TASK DETAILS:
Lines holding the string "point" are the ones to copy from this listing.

AVAILABLE DATA:
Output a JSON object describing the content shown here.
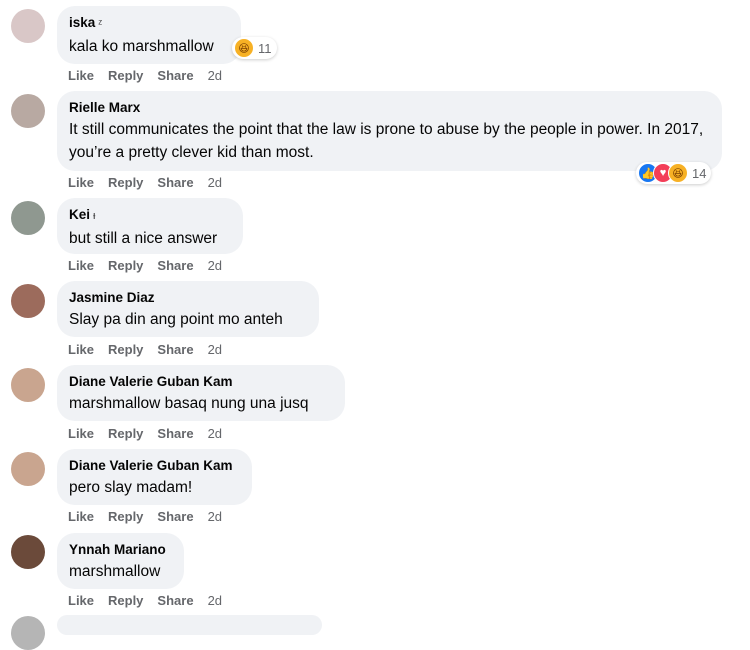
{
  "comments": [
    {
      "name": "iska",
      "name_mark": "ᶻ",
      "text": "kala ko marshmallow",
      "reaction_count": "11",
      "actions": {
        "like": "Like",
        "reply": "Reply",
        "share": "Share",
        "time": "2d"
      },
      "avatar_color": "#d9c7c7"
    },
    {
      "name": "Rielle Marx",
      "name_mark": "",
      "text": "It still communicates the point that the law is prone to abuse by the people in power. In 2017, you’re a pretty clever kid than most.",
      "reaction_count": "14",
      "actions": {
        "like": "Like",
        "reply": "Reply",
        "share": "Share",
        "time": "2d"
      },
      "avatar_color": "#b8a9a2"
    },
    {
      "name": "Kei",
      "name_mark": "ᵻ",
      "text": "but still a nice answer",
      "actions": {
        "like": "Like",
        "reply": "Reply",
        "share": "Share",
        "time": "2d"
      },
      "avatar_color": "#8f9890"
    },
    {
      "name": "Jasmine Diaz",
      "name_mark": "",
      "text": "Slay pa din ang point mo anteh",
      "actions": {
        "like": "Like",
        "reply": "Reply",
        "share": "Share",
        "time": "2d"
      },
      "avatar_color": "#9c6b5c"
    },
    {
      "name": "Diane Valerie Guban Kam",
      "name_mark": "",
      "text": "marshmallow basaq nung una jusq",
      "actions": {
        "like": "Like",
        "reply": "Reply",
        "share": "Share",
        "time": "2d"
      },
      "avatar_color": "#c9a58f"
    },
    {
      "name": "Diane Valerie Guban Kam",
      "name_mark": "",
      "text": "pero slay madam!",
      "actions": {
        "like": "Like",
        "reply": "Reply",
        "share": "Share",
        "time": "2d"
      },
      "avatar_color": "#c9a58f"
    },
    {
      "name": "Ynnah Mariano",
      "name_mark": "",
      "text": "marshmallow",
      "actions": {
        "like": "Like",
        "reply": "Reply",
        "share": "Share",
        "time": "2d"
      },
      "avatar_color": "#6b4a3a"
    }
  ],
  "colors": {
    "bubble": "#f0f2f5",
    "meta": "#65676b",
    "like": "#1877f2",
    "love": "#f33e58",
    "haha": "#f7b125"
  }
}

ANSWER TO THIS TASK:
      "text": "It still communicates the point that the law is prone to abuse by the people in power. In 2017, you’re a pretty clever kid than most.",
      "text": "Slay pa din ang point mo anteh",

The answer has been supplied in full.